GIVEN PROBLEM: Output the entries verbatim, including every line.

(Records contained in a dataset)
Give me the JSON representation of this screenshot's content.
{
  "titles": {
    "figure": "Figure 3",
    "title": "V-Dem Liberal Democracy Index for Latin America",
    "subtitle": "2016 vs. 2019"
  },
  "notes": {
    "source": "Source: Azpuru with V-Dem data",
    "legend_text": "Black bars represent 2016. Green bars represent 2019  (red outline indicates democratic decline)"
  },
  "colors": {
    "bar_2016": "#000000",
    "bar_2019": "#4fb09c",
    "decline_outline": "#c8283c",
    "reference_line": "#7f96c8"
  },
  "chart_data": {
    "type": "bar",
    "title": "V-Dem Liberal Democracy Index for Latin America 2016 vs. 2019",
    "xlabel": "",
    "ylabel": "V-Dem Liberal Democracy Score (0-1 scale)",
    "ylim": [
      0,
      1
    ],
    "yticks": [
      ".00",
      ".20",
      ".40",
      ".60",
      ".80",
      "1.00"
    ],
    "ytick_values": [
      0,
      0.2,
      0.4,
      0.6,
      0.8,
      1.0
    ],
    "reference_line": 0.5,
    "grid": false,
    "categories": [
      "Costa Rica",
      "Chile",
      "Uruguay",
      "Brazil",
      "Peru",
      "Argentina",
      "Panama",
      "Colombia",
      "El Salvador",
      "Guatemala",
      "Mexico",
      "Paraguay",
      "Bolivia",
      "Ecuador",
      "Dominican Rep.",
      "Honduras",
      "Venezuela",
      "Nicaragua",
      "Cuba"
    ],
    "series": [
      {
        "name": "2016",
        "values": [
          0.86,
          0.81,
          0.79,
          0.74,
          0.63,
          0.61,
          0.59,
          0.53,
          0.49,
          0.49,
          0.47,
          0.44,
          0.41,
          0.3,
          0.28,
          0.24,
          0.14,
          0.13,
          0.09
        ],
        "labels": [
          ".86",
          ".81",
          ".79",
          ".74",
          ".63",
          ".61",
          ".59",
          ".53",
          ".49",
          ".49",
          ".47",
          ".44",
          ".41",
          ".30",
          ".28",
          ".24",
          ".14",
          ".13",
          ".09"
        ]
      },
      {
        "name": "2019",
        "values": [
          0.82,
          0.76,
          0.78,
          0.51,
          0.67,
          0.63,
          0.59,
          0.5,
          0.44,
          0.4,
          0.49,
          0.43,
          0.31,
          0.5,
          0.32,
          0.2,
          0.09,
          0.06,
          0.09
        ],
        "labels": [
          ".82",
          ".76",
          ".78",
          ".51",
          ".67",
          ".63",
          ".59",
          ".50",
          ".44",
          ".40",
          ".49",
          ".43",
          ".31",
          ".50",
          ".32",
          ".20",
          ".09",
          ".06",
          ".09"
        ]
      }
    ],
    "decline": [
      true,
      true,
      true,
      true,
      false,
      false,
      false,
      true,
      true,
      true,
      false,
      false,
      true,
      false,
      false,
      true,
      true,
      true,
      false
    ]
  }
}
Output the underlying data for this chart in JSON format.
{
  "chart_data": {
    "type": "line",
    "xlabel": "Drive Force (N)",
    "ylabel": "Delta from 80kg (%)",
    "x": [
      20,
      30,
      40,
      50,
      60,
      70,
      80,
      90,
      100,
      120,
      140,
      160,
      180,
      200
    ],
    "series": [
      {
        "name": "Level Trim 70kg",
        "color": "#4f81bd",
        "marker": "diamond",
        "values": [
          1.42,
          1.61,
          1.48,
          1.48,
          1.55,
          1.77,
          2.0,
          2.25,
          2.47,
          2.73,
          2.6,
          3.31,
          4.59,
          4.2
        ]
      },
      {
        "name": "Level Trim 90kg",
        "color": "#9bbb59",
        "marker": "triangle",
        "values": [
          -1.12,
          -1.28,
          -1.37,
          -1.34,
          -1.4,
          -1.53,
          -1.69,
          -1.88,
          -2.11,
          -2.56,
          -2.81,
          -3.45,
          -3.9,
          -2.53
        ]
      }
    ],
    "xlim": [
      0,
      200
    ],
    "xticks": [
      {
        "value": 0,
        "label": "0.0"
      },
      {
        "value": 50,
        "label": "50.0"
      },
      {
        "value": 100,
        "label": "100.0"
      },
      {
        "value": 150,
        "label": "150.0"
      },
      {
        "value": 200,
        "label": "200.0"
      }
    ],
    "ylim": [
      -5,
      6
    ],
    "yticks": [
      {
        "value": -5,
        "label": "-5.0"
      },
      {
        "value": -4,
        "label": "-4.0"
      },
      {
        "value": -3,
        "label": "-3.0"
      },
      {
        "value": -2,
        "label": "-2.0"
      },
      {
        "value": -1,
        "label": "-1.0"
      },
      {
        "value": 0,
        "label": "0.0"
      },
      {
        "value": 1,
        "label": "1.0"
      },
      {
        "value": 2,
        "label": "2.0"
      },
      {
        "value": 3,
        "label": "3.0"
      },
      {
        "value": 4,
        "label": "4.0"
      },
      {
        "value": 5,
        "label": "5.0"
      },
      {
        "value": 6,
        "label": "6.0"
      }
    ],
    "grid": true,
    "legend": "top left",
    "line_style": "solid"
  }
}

ANSWER TO THIS EXERCISE:
Give me the JSON representation of this screenshot's content.
{
  "titles": {
    "figure": "Figure 3",
    "title": "V-Dem Liberal Democracy Index for Latin America",
    "subtitle": "2016 vs. 2019"
  },
  "notes": {
    "source": "Source: Azpuru with V-Dem data",
    "legend_text": "Black bars represent 2016. Green bars represent 2019  (red outline indicates democratic decline)"
  },
  "colors": {
    "bar_2016": "#000000",
    "bar_2019": "#4fb09c",
    "decline_outline": "#c8283c",
    "reference_line": "#7f96c8"
  },
  "chart_data": {
    "type": "bar",
    "title": "V-Dem Liberal Democracy Index for Latin America 2016 vs. 2019",
    "xlabel": "",
    "ylabel": "V-Dem Liberal Democracy Score (0-1 scale)",
    "ylim": [
      0,
      1
    ],
    "yticks": [
      ".00",
      ".20",
      ".40",
      ".60",
      ".80",
      "1.00"
    ],
    "ytick_values": [
      0,
      0.2,
      0.4,
      0.6,
      0.8,
      1.0
    ],
    "reference_line": 0.5,
    "grid": false,
    "categories": [
      "Costa Rica",
      "Chile",
      "Uruguay",
      "Brazil",
      "Peru",
      "Argentina",
      "Panama",
      "Colombia",
      "El Salvador",
      "Guatemala",
      "Mexico",
      "Paraguay",
      "Bolivia",
      "Ecuador",
      "Dominican Rep.",
      "Honduras",
      "Venezuela",
      "Nicaragua",
      "Cuba"
    ],
    "series": [
      {
        "name": "2016",
        "values": [
          0.86,
          0.81,
          0.79,
          0.74,
          0.63,
          0.61,
          0.59,
          0.53,
          0.49,
          0.49,
          0.47,
          0.44,
          0.41,
          0.3,
          0.28,
          0.24,
          0.14,
          0.13,
          0.09
        ],
        "labels": [
          ".86",
          ".81",
          ".79",
          ".74",
          ".63",
          ".61",
          ".59",
          ".53",
          ".49",
          ".49",
          ".47",
          ".44",
          ".41",
          ".30",
          ".28",
          ".24",
          ".14",
          ".13",
          ".09"
        ]
      },
      {
        "name": "2019",
        "values": [
          0.82,
          0.76,
          0.78,
          0.51,
          0.67,
          0.63,
          0.59,
          0.5,
          0.44,
          0.4,
          0.49,
          0.43,
          0.31,
          0.5,
          0.32,
          0.2,
          0.09,
          0.06,
          0.09
        ],
        "labels": [
          ".82",
          ".76",
          ".78",
          ".51",
          ".67",
          ".63",
          ".59",
          ".50",
          ".44",
          ".40",
          ".49",
          ".43",
          ".31",
          ".50",
          ".32",
          ".20",
          ".09",
          ".06",
          ".09"
        ]
      }
    ],
    "decline": [
      true,
      true,
      true,
      true,
      false,
      false,
      false,
      true,
      true,
      true,
      false,
      false,
      true,
      false,
      false,
      true,
      true,
      true,
      false
    ]
  }
}
Output the underlying data for this chart in JSON format.
{
  "chart_data": {
    "type": "line",
    "xlabel": "Drive Force (N)",
    "ylabel": "Delta from 80kg (%)",
    "x": [
      20,
      30,
      40,
      50,
      60,
      70,
      80,
      90,
      100,
      120,
      140,
      160,
      180,
      200
    ],
    "series": [
      {
        "name": "Level Trim 70kg",
        "color": "#4f81bd",
        "marker": "diamond",
        "values": [
          1.42,
          1.61,
          1.48,
          1.48,
          1.55,
          1.77,
          2.0,
          2.25,
          2.47,
          2.73,
          2.6,
          3.31,
          4.59,
          4.2
        ]
      },
      {
        "name": "Level Trim 90kg",
        "color": "#9bbb59",
        "marker": "triangle",
        "values": [
          -1.12,
          -1.28,
          -1.37,
          -1.34,
          -1.4,
          -1.53,
          -1.69,
          -1.88,
          -2.11,
          -2.56,
          -2.81,
          -3.45,
          -3.9,
          -2.53
        ]
      }
    ],
    "xlim": [
      0,
      200
    ],
    "xticks": [
      {
        "value": 0,
        "label": "0.0"
      },
      {
        "value": 50,
        "label": "50.0"
      },
      {
        "value": 100,
        "label": "100.0"
      },
      {
        "value": 150,
        "label": "150.0"
      },
      {
        "value": 200,
        "label": "200.0"
      }
    ],
    "ylim": [
      -5,
      6
    ],
    "yticks": [
      {
        "value": -5,
        "label": "-5.0"
      },
      {
        "value": -4,
        "label": "-4.0"
      },
      {
        "value": -3,
        "label": "-3.0"
      },
      {
        "value": -2,
        "label": "-2.0"
      },
      {
        "value": -1,
        "label": "-1.0"
      },
      {
        "value": 0,
        "label": "0.0"
      },
      {
        "value": 1,
        "label": "1.0"
      },
      {
        "value": 2,
        "label": "2.0"
      },
      {
        "value": 3,
        "label": "3.0"
      },
      {
        "value": 4,
        "label": "4.0"
      },
      {
        "value": 5,
        "label": "5.0"
      },
      {
        "value": 6,
        "label": "6.0"
      }
    ],
    "grid": true,
    "legend": "top left",
    "line_style": "solid"
  }
}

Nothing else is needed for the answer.